SHORT TASK: Reproduce the material word for word; the images stay out.

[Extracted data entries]

--- start ---

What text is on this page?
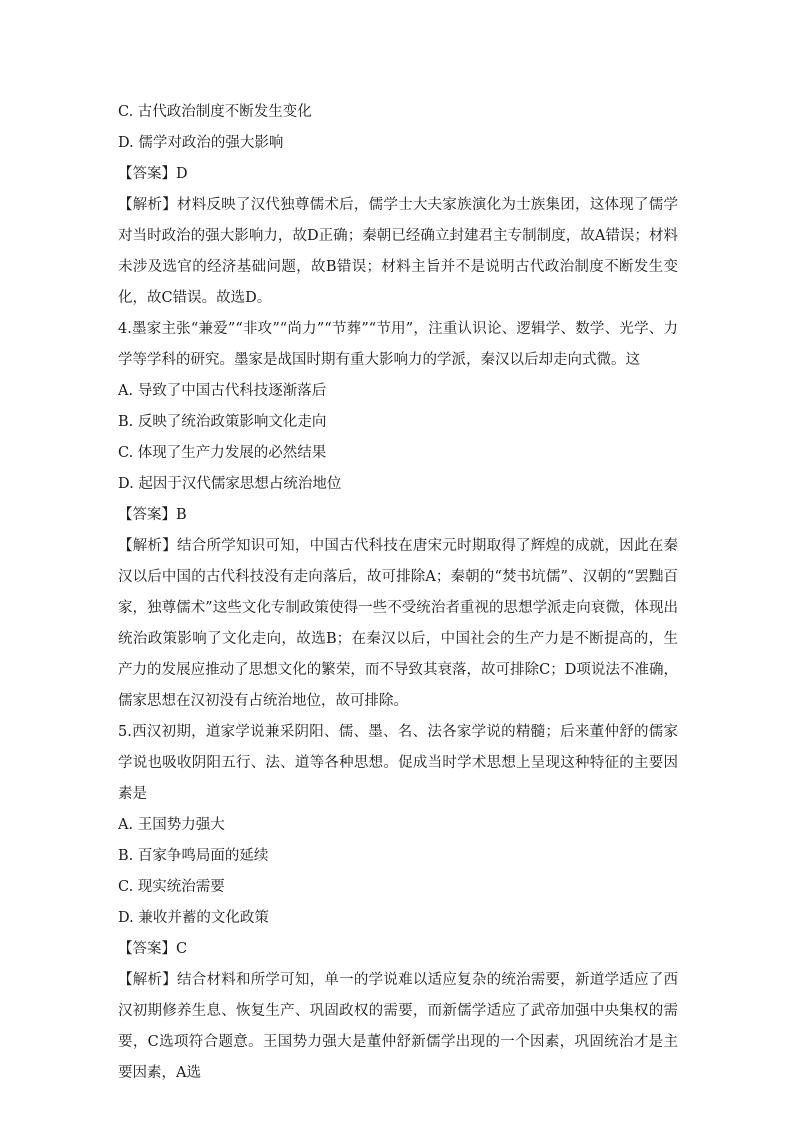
C. 古代政治制度不断发生变化
D. 儒学对政治的强大影响
【答案】D

【解析】材料反映了汉代独尊儒术后，儒学士大夫家族演化为士族集团，这体现了儒学对当时政治的强大影响力，故D正确；秦朝已经确立封建君主专制制度，故A错误；材料未涉及选官的经济基础问题，故B错误；材料主旨并不是说明古代政治制度不断发生变化，故C错误。故选D。

4.墨家主张“兼爱”“非攻”“尚力”“节葬”“节用”，注重认识论、逻辑学、数学、光学、力学等学科的研究。墨家是战国时期有重大影响力的学派，秦汉以后却走向式微。这

A. 导致了中国古代科技逐渐落后
B. 反映了统治政策影响文化走向
C. 体现了生产力发展的必然结果
D. 起因于汉代儒家思想占统治地位
【答案】B

【解析】结合所学知识可知，中国古代科技在唐宋元时期取得了辉煌的成就，因此在秦汉以后中国的古代科技没有走向落后，故可排除A；秦朝的“焚书坑儒”、汉朝的“罢黜百家，独尊儒术”这些文化专制政策使得一些不受统治者重视的思想学派走向衰微，体现出统治政策影响了文化走向，故选B；在秦汉以后，中国社会的生产力是不断提高的，生产力的发展应推动了思想文化的繁荣，而不导致其衰落，故可排除C；D项说法不准确，儒家思想在汉初没有占统治地位，故可排除。

5.西汉初期，道家学说兼采阴阳、儒、墨、名、法各家学说的精髓；后来董仲舒的儒家学说也吸收阴阳五行、法、道等各种思想。促成当时学术思想上呈现这种特征的主要因素是

A. 王国势力强大
B. 百家争鸣局面的延续
C. 现实统治需要
D. 兼收并蓄的文化政策
【答案】C

【解析】结合材料和所学可知，单一的学说难以适应复杂的统治需要，新道学适应了西汉初期修养生息、恢复生产、巩固政权的需要，而新儒学适应了武帝加强中央集权的需要，C选项符合题意。王国势力强大是董仲舒新儒学出现的一个因素，巩固统治才是主要因素，A选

--- end ---

ANSWER TO THE TASK:
What text is on this page?
C. 古代政治制度不断发生变化
D. 儒学对政治的强大影响
【答案】D

【解析】材料反映了汉代独尊儒术后，儒学士大夫家族演化为士族集团，这体现了儒学对当时政治的强大影响力，故D正确；秦朝已经确立封建君主专制制度，故A错误；材料未涉及选官的经济基础问题，故B错误；材料主旨并不是说明古代政治制度不断发生变化，故C错误。故选D。

4.墨家主张“兼爱”“非攻”“尚力”“节葬”“节用”，注重认识论、逻辑学、数学、光学、力学等学科的研究。墨家是战国时期有重大影响力的学派，秦汉以后却走向式微。这

A. 导致了中国古代科技逐渐落后
B. 反映了统治政策影响文化走向
C. 体现了生产力发展的必然结果
D. 起因于汉代儒家思想占统治地位
【答案】B

【解析】结合所学知识可知，中国古代科技在唐宋元时期取得了辉煌的成就，因此在秦汉以后中国的古代科技没有走向落后，故可排除A；秦朝的“焚书坑儒”、汉朝的“罢黜百家，独尊儒术”这些文化专制政策使得一些不受统治者重视的思想学派走向衰微，体现出统治政策影响了文化走向，故选B；在秦汉以后，中国社会的生产力是不断提高的，生产力的发展应推动了思想文化的繁荣，而不导致其衰落，故可排除C；D项说法不准确，儒家思想在汉初没有占统治地位，故可排除。

5.西汉初期，道家学说兼采阴阳、儒、墨、名、法各家学说的精髓；后来董仲舒的儒家学说也吸收阴阳五行、法、道等各种思想。促成当时学术思想上呈现这种特征的主要因素是

A. 王国势力强大
B. 百家争鸣局面的延续
C. 现实统治需要
D. 兼收并蓄的文化政策
【答案】C

【解析】结合材料和所学可知，单一的学说难以适应复杂的统治需要，新道学适应了西汉初期修养生息、恢复生产、巩固政权的需要，而新儒学适应了武帝加强中央集权的需要，C选项符合题意。王国势力强大是董仲舒新儒学出现的一个因素，巩固统治才是主要因素，A选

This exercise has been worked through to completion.